* _Brief_
Skip the images. Copy the records exactly as written.

* _Figure contents as structured data_

---------------

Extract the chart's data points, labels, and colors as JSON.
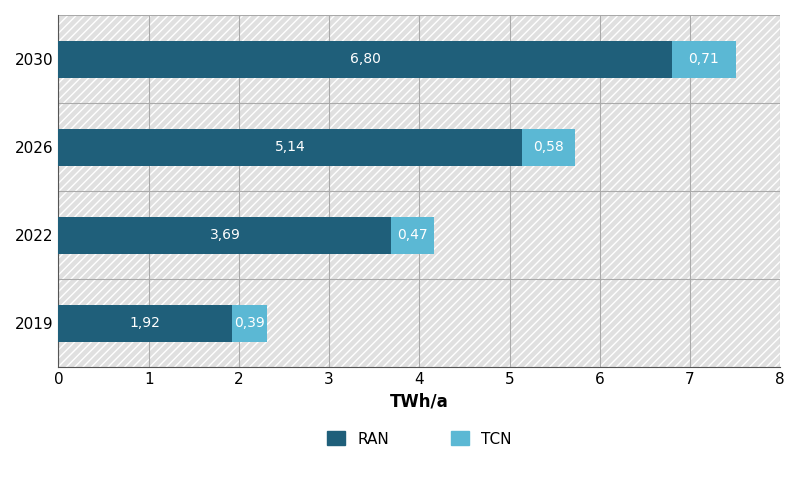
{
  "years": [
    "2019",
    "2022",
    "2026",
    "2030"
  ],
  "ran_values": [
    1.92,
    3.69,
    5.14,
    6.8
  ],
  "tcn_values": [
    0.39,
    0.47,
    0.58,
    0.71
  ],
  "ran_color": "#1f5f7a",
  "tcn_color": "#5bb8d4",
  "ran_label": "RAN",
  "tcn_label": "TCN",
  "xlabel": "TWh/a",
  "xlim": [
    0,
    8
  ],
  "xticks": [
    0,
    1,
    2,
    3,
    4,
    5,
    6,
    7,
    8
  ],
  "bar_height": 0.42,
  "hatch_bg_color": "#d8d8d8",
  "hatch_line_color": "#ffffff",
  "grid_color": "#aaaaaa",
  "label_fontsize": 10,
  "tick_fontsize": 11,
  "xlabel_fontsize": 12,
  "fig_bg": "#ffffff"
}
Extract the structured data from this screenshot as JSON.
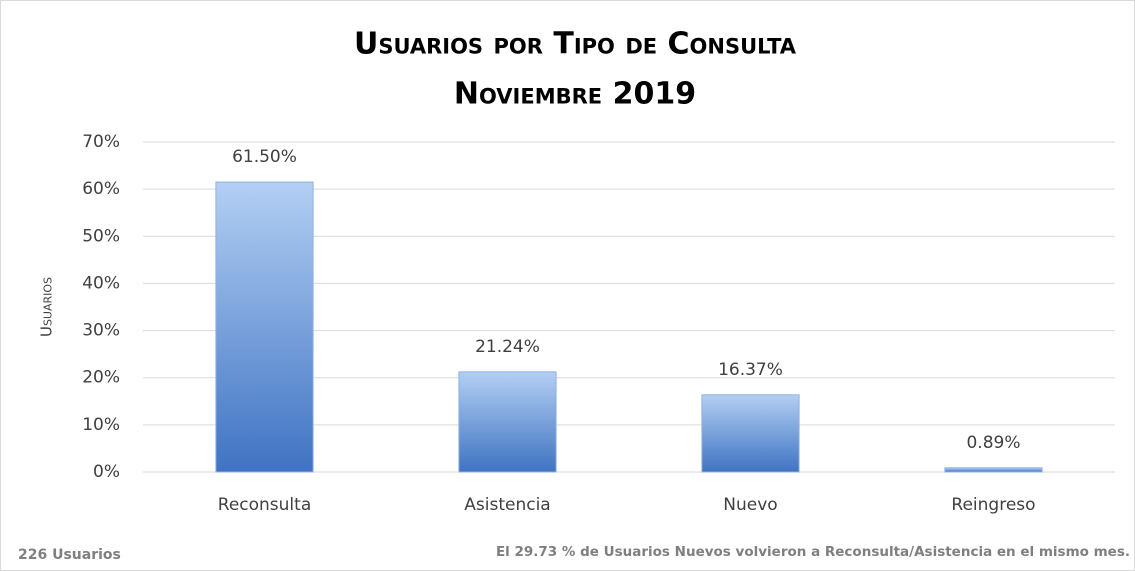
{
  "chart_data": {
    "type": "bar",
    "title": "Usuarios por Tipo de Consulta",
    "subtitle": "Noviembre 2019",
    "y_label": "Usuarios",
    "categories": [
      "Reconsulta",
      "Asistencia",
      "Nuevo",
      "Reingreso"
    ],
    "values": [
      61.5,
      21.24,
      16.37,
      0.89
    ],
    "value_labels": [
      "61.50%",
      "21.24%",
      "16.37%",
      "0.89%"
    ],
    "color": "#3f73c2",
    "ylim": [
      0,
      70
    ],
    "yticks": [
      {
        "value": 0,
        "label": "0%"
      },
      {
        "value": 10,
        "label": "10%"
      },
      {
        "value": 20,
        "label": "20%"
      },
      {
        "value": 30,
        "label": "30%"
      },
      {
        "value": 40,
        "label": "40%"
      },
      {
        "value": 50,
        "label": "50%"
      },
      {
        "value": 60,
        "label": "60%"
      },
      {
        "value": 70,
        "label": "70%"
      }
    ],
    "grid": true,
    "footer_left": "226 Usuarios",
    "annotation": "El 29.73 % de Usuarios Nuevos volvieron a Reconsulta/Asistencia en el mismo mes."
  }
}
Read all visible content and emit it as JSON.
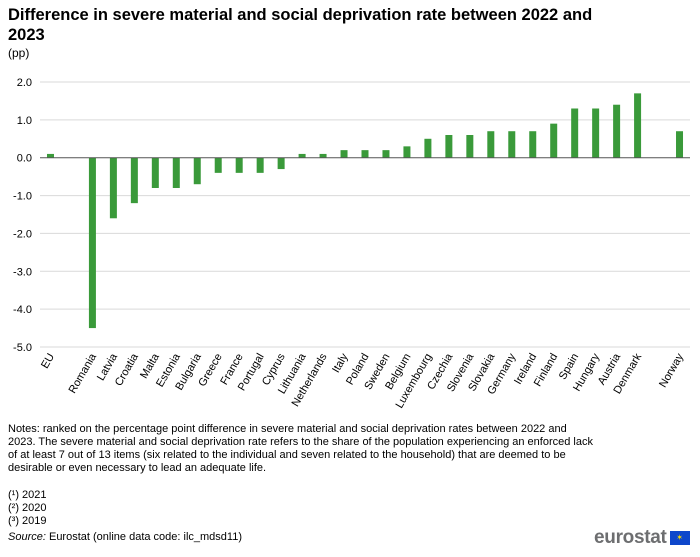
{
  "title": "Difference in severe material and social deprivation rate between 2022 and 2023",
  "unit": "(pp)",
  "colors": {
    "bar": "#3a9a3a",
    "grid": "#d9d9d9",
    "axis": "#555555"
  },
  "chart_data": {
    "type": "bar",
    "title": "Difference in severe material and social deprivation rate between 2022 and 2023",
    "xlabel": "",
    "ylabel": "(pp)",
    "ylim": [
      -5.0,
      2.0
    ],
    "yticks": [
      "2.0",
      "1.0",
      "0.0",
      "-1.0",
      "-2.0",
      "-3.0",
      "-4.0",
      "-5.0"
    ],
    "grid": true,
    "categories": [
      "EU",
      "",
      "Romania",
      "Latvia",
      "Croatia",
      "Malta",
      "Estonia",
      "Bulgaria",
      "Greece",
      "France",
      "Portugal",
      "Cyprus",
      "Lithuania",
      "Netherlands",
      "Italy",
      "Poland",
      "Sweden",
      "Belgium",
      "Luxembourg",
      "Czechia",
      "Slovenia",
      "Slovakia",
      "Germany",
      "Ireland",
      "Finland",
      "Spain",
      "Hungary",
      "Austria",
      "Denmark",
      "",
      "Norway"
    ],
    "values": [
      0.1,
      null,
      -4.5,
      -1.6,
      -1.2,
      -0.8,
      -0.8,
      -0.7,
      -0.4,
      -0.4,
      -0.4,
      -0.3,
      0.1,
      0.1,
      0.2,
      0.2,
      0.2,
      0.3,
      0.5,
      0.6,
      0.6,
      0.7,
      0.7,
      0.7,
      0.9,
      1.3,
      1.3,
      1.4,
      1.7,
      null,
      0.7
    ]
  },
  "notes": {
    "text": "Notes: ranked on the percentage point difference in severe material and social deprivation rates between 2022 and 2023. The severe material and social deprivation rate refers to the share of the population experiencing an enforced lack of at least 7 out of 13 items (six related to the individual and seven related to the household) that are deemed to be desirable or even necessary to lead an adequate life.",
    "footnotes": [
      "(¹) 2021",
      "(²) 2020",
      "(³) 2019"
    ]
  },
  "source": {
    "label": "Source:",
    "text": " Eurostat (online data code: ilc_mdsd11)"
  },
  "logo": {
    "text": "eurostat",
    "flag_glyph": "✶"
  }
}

---------------

* _Output of the task_
Extract the chart's data points, labels, and colors as JSON.
{
  "years": [
    "2019",
    "2022",
    "2026",
    "2030"
  ],
  "ran_values": [
    1.92,
    3.69,
    5.14,
    6.8
  ],
  "tcn_values": [
    0.39,
    0.47,
    0.58,
    0.71
  ],
  "ran_color": "#1f5f7a",
  "tcn_color": "#5bb8d4",
  "ran_label": "RAN",
  "tcn_label": "TCN",
  "xlabel": "TWh/a",
  "xlim": [
    0,
    8
  ],
  "xticks": [
    0,
    1,
    2,
    3,
    4,
    5,
    6,
    7,
    8
  ],
  "bar_height": 0.42,
  "hatch_bg_color": "#d8d8d8",
  "hatch_line_color": "#ffffff",
  "grid_color": "#aaaaaa",
  "label_fontsize": 10,
  "tick_fontsize": 11,
  "xlabel_fontsize": 12,
  "fig_bg": "#ffffff"
}
Extract the structured data from this screenshot as JSON.
{
  "chart_data": {
    "type": "bar",
    "title": "Usuarios por Tipo de Consulta",
    "subtitle": "Noviembre 2019",
    "y_label": "Usuarios",
    "categories": [
      "Reconsulta",
      "Asistencia",
      "Nuevo",
      "Reingreso"
    ],
    "values": [
      61.5,
      21.24,
      16.37,
      0.89
    ],
    "value_labels": [
      "61.50%",
      "21.24%",
      "16.37%",
      "0.89%"
    ],
    "color": "#3f73c2",
    "ylim": [
      0,
      70
    ],
    "yticks": [
      {
        "value": 0,
        "label": "0%"
      },
      {
        "value": 10,
        "label": "10%"
      },
      {
        "value": 20,
        "label": "20%"
      },
      {
        "value": 30,
        "label": "30%"
      },
      {
        "value": 40,
        "label": "40%"
      },
      {
        "value": 50,
        "label": "50%"
      },
      {
        "value": 60,
        "label": "60%"
      },
      {
        "value": 70,
        "label": "70%"
      }
    ],
    "grid": true,
    "footer_left": "226 Usuarios",
    "annotation": "El 29.73 % de Usuarios Nuevos volvieron a Reconsulta/Asistencia en el mismo mes."
  }
}
Read all visible content and emit it as JSON.
{
  "title": "Difference in severe material and social deprivation rate between 2022 and 2023",
  "unit": "(pp)",
  "colors": {
    "bar": "#3a9a3a",
    "grid": "#d9d9d9",
    "axis": "#555555"
  },
  "chart_data": {
    "type": "bar",
    "title": "Difference in severe material and social deprivation rate between 2022 and 2023",
    "xlabel": "",
    "ylabel": "(pp)",
    "ylim": [
      -5.0,
      2.0
    ],
    "yticks": [
      "2.0",
      "1.0",
      "0.0",
      "-1.0",
      "-2.0",
      "-3.0",
      "-4.0",
      "-5.0"
    ],
    "grid": true,
    "categories": [
      "EU",
      "",
      "Romania",
      "Latvia",
      "Croatia",
      "Malta",
      "Estonia",
      "Bulgaria",
      "Greece",
      "France",
      "Portugal",
      "Cyprus",
      "Lithuania",
      "Netherlands",
      "Italy",
      "Poland",
      "Sweden",
      "Belgium",
      "Luxembourg",
      "Czechia",
      "Slovenia",
      "Slovakia",
      "Germany",
      "Ireland",
      "Finland",
      "Spain",
      "Hungary",
      "Austria",
      "Denmark",
      "",
      "Norway"
    ],
    "values": [
      0.1,
      null,
      -4.5,
      -1.6,
      -1.2,
      -0.8,
      -0.8,
      -0.7,
      -0.4,
      -0.4,
      -0.4,
      -0.3,
      0.1,
      0.1,
      0.2,
      0.2,
      0.2,
      0.3,
      0.5,
      0.6,
      0.6,
      0.7,
      0.7,
      0.7,
      0.9,
      1.3,
      1.3,
      1.4,
      1.7,
      null,
      0.7
    ]
  },
  "notes": {
    "text": "Notes: ranked on the percentage point difference in severe material and social deprivation rates between 2022 and 2023. The severe material and social deprivation rate refers to the share of the population experiencing an enforced lack of at least 7 out of 13 items (six related to the individual and seven related to the household) that are deemed to be desirable or even necessary to lead an adequate life.",
    "footnotes": [
      "(¹) 2021",
      "(²) 2020",
      "(³) 2019"
    ]
  },
  "source": {
    "label": "Source:",
    "text": " Eurostat (online data code: ilc_mdsd11)"
  },
  "logo": {
    "text": "eurostat",
    "flag_glyph": "✶"
  }
}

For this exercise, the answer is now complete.